━━━ GIVEN ENTRIES

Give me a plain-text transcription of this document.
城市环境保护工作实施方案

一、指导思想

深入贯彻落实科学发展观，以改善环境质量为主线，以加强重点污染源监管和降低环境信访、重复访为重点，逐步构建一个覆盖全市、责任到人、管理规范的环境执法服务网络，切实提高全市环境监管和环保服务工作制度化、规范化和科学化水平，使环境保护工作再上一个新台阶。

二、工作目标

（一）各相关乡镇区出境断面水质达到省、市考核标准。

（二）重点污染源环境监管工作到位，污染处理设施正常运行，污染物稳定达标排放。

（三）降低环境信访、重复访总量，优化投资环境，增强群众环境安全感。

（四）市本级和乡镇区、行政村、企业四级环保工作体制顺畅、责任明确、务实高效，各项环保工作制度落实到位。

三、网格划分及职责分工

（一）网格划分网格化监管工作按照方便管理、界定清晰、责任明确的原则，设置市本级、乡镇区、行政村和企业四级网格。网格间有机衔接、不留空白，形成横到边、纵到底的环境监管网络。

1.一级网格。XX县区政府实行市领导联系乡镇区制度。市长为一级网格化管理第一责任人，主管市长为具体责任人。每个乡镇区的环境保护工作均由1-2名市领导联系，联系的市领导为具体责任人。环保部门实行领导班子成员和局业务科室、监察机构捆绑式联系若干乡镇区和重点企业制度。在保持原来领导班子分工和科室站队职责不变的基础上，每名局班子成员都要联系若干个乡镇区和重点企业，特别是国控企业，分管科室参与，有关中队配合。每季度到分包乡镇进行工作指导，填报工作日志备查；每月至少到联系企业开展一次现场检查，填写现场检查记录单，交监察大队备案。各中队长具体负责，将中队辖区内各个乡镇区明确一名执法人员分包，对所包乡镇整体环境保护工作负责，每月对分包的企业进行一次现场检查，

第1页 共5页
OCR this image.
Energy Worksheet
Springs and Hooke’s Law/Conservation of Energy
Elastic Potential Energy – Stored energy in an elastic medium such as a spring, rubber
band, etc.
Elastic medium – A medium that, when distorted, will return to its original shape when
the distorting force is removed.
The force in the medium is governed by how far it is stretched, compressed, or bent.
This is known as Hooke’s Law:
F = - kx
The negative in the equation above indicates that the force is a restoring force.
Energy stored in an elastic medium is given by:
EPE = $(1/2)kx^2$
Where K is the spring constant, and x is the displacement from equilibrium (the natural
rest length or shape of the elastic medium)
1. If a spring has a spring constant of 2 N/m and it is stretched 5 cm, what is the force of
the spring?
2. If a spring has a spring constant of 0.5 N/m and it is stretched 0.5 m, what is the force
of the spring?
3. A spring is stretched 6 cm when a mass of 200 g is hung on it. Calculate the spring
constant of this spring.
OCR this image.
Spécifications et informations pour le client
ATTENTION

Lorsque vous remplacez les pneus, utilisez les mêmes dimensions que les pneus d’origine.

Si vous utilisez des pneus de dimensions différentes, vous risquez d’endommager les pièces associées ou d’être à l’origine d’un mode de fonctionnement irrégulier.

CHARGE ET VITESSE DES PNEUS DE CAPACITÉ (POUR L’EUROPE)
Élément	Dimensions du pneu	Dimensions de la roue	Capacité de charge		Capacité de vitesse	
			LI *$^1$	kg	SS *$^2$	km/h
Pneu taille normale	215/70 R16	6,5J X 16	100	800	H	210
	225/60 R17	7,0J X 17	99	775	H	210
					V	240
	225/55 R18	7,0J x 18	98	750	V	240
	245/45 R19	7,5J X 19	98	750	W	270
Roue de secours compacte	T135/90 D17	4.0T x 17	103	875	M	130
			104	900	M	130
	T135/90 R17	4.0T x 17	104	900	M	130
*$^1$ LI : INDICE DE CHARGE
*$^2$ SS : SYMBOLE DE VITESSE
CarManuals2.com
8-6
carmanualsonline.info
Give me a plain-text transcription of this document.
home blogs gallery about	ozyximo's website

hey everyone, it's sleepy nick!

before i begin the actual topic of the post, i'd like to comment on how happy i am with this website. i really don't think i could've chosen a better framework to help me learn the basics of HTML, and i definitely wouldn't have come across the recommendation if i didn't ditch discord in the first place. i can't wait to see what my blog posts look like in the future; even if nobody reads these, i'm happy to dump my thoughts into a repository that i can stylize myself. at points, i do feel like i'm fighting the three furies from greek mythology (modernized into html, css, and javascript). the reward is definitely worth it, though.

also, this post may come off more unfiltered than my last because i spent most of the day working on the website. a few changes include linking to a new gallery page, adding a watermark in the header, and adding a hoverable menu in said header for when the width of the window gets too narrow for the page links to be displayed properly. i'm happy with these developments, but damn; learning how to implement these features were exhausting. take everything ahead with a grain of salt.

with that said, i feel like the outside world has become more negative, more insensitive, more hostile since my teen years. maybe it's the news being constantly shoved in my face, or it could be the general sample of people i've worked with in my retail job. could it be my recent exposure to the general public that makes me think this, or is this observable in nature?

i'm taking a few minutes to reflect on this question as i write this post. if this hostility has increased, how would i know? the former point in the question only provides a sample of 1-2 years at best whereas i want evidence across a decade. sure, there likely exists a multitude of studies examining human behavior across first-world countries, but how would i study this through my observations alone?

━━━━━━

## TASK OBJECTIVE
Display every line of the listing that contains the string "could".

## RESPONSE TO THIS TASK
before i begin the actual topic of the post, i'd like to comment on how happy i am with this website. i really don't think i could've chosen a better framework to help me learn the basics of HTML, and i definitely wouldn't have come across the recommendation if i didn't ditch discord in the first place. i can't wait to see what my blog posts look like in the future; even if nobody reads these, i'm happy to dump my thoughts into a repository that i can stylize myself. at points, i do feel like i'm fighting the three furies from greek mythology (modernized into html, css, and javascript). the reward is definitely worth it, though.
with that said, i feel like the outside world has become more negative, more insensitive, more hostile since my teen years. maybe it's the news being constantly shoved in my face, or it could be the general sample of people i've worked with in my retail job. could it be my recent exposure to the general public that makes me think this, or is this observable in nature?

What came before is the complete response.